GIVEN PROBLEM
Extract every line below, verbatim.

DATA SUPPLIED
+ + +
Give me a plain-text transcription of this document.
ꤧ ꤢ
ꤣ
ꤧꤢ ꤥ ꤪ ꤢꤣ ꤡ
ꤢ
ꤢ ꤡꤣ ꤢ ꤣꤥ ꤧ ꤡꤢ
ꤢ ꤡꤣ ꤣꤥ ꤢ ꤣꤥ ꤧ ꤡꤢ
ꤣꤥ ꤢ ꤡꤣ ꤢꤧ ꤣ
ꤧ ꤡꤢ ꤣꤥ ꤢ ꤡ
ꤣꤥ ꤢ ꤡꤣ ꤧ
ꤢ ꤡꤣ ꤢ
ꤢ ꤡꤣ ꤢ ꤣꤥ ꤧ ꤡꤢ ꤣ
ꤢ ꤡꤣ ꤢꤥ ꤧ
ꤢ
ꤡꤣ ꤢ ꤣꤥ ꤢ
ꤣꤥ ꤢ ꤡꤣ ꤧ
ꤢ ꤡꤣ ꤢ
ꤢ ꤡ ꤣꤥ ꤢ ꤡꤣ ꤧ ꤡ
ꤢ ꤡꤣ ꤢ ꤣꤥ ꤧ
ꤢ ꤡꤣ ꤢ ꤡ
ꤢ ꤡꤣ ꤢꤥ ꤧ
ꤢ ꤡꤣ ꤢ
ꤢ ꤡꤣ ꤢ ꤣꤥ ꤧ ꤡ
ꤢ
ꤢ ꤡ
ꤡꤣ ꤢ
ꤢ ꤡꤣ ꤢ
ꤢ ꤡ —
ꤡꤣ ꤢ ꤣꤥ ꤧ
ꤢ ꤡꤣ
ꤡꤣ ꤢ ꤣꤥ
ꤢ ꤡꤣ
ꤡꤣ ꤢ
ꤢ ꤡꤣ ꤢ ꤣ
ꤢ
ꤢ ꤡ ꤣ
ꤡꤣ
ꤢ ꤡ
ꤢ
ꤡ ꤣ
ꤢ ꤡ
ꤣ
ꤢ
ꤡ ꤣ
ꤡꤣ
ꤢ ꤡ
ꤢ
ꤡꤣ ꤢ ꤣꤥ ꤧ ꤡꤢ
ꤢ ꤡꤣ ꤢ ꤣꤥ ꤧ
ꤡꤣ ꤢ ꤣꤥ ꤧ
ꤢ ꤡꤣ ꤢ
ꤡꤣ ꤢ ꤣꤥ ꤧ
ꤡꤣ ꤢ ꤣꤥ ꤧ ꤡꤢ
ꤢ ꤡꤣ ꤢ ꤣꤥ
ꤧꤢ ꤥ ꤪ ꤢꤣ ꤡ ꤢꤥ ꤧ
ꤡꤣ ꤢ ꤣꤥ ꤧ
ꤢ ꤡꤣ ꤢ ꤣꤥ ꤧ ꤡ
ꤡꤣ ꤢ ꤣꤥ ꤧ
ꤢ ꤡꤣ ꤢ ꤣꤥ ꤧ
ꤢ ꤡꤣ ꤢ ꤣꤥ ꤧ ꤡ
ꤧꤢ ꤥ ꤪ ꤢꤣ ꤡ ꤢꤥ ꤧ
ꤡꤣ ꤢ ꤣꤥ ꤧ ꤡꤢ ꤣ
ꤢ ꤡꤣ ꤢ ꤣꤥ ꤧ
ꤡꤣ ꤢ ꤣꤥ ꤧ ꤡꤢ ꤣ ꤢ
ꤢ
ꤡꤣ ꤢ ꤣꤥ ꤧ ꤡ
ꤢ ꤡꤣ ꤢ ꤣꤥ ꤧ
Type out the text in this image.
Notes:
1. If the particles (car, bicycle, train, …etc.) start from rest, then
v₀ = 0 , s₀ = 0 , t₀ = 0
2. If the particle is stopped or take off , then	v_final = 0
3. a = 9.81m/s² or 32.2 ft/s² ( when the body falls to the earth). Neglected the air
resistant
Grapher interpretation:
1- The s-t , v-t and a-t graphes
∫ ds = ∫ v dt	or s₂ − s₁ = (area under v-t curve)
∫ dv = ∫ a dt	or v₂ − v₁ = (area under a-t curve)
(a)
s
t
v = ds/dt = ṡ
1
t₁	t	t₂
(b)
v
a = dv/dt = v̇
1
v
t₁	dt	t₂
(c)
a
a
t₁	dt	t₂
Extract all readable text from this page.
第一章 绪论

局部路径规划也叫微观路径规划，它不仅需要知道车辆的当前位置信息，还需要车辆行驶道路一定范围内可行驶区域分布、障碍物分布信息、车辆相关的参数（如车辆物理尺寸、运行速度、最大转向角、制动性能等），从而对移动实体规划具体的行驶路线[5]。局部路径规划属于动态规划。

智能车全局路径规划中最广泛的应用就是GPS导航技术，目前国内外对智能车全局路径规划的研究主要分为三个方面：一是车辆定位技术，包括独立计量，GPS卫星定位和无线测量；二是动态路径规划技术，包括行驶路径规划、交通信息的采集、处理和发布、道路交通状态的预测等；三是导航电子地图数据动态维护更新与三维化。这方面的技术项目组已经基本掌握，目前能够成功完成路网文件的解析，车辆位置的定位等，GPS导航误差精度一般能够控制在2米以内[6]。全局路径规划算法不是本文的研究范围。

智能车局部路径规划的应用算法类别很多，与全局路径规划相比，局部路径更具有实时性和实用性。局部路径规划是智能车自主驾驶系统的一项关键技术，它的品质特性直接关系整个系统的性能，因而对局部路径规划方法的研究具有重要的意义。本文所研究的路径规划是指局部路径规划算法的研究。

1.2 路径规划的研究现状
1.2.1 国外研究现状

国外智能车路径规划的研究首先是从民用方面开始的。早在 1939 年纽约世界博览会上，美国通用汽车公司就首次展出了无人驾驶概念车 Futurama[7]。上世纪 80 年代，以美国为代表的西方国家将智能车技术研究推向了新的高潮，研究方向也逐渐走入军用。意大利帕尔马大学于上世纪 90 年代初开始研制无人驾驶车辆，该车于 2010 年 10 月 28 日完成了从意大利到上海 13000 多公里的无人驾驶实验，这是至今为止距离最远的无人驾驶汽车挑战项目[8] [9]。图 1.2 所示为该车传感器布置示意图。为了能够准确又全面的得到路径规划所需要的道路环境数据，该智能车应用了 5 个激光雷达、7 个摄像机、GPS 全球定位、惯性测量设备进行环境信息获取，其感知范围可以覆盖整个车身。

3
+ + +
TASK RESULT
Give me a plain-text transcription of this document.
ꤧ ꤢ
ꤣ
ꤧꤢ ꤥ ꤪ ꤢꤣ ꤡ
ꤢ
ꤢ ꤡꤣ ꤢ ꤣꤥ ꤧ ꤡꤢ
ꤢ ꤡꤣ ꤣꤥ ꤢ ꤣꤥ ꤧ ꤡꤢ
ꤣꤥ ꤢ ꤡꤣ ꤢꤧ ꤣ
ꤧ ꤡꤢ ꤣꤥ ꤢ ꤡ
ꤣꤥ ꤢ ꤡꤣ ꤧ
ꤢ ꤡꤣ ꤢ
ꤢ ꤡꤣ ꤢ ꤣꤥ ꤧ ꤡꤢ ꤣ
ꤢ ꤡꤣ ꤢꤥ ꤧ
ꤢ
ꤡꤣ ꤢ ꤣꤥ ꤢ
ꤣꤥ ꤢ ꤡꤣ ꤧ
ꤢ ꤡꤣ ꤢ
ꤢ ꤡ ꤣꤥ ꤢ ꤡꤣ ꤧ ꤡ
ꤢ ꤡꤣ ꤢ ꤣꤥ ꤧ
ꤢ ꤡꤣ ꤢ ꤡ
ꤢ ꤡꤣ ꤢꤥ ꤧ
ꤢ ꤡꤣ ꤢ
ꤢ ꤡꤣ ꤢ ꤣꤥ ꤧ ꤡ
ꤢ
ꤢ ꤡ
ꤡꤣ ꤢ
ꤢ ꤡꤣ ꤢ
ꤢ ꤡ —
ꤡꤣ ꤢ ꤣꤥ ꤧ
ꤢ ꤡꤣ
ꤡꤣ ꤢ ꤣꤥ
ꤢ ꤡꤣ
ꤡꤣ ꤢ
ꤢ ꤡꤣ ꤢ ꤣ
ꤢ
ꤢ ꤡ ꤣ
ꤡꤣ
ꤢ ꤡ
ꤢ
ꤡ ꤣ
ꤢ ꤡ
ꤣ
ꤢ
ꤡ ꤣ
ꤡꤣ
ꤢ ꤡ
ꤢ
ꤡꤣ ꤢ ꤣꤥ ꤧ ꤡꤢ
ꤢ ꤡꤣ ꤢ ꤣꤥ ꤧ
ꤡꤣ ꤢ ꤣꤥ ꤧ
ꤢ ꤡꤣ ꤢ
ꤡꤣ ꤢ ꤣꤥ ꤧ
ꤡꤣ ꤢ ꤣꤥ ꤧ ꤡꤢ
ꤢ ꤡꤣ ꤢ ꤣꤥ
ꤧꤢ ꤥ ꤪ ꤢꤣ ꤡ ꤢꤥ ꤧ
ꤡꤣ ꤢ ꤣꤥ ꤧ
ꤢ ꤡꤣ ꤢ ꤣꤥ ꤧ ꤡ
ꤡꤣ ꤢ ꤣꤥ ꤧ
ꤢ ꤡꤣ ꤢ ꤣꤥ ꤧ
ꤢ ꤡꤣ ꤢ ꤣꤥ ꤧ ꤡ
ꤧꤢ ꤥ ꤪ ꤢꤣ ꤡ ꤢꤥ ꤧ
ꤡꤣ ꤢ ꤣꤥ ꤧ ꤡꤢ ꤣ
ꤢ ꤡꤣ ꤢ ꤣꤥ ꤧ
ꤡꤣ ꤢ ꤣꤥ ꤧ ꤡꤢ ꤣ ꤢ
ꤢ
ꤡꤣ ꤢ ꤣꤥ ꤧ ꤡ
ꤢ ꤡꤣ ꤢ ꤣꤥ ꤧ
Type out the text in this image.
Notes:
1. If the particles (car, bicycle, train, …etc.) start from rest, then
v₀ = 0 , s₀ = 0 , t₀ = 0
2. If the particle is stopped or take off , then	v_final = 0
3. a = 9.81m/s² or 32.2 ft/s² ( when the body falls to the earth). Neglected the air
resistant
Grapher interpretation:
1- The s-t , v-t and a-t graphes
∫ ds = ∫ v dt	or s₂ − s₁ = (area under v-t curve)
∫ dv = ∫ a dt	or v₂ − v₁ = (area under a-t curve)
(a)
s
t
v = ds/dt = ṡ
1
t₁	t	t₂
(b)
v
a = dv/dt = v̇
1
v
t₁	dt	t₂
(c)
a
a
t₁	dt	t₂
Extract all readable text from this page.
第一章 绪论

局部路径规划也叫微观路径规划，它不仅需要知道车辆的当前位置信息，还需要车辆行驶道路一定范围内可行驶区域分布、障碍物分布信息、车辆相关的参数（如车辆物理尺寸、运行速度、最大转向角、制动性能等），从而对移动实体规划具体的行驶路线[5]。局部路径规划属于动态规划。

智能车全局路径规划中最广泛的应用就是GPS导航技术，目前国内外对智能车全局路径规划的研究主要分为三个方面：一是车辆定位技术，包括独立计量，GPS卫星定位和无线测量；二是动态路径规划技术，包括行驶路径规划、交通信息的采集、处理和发布、道路交通状态的预测等；三是导航电子地图数据动态维护更新与三维化。这方面的技术项目组已经基本掌握，目前能够成功完成路网文件的解析，车辆位置的定位等，GPS导航误差精度一般能够控制在2米以内[6]。全局路径规划算法不是本文的研究范围。

智能车局部路径规划的应用算法类别很多，与全局路径规划相比，局部路径更具有实时性和实用性。局部路径规划是智能车自主驾驶系统的一项关键技术，它的品质特性直接关系整个系统的性能，因而对局部路径规划方法的研究具有重要的意义。本文所研究的路径规划是指局部路径规划算法的研究。

1.2 路径规划的研究现状
1.2.1 国外研究现状

国外智能车路径规划的研究首先是从民用方面开始的。早在 1939 年纽约世界博览会上，美国通用汽车公司就首次展出了无人驾驶概念车 Futurama[7]。上世纪 80 年代，以美国为代表的西方国家将智能车技术研究推向了新的高潮，研究方向也逐渐走入军用。意大利帕尔马大学于上世纪 90 年代初开始研制无人驾驶车辆，该车于 2010 年 10 月 28 日完成了从意大利到上海 13000 多公里的无人驾驶实验，这是至今为止距离最远的无人驾驶汽车挑战项目[8] [9]。图 1.2 所示为该车传感器布置示意图。为了能够准确又全面的得到路径规划所需要的道路环境数据，该智能车应用了 5 个激光雷达、7 个摄像机、GPS 全球定位、惯性测量设备进行环境信息获取，其感知范围可以覆盖整个车身。

3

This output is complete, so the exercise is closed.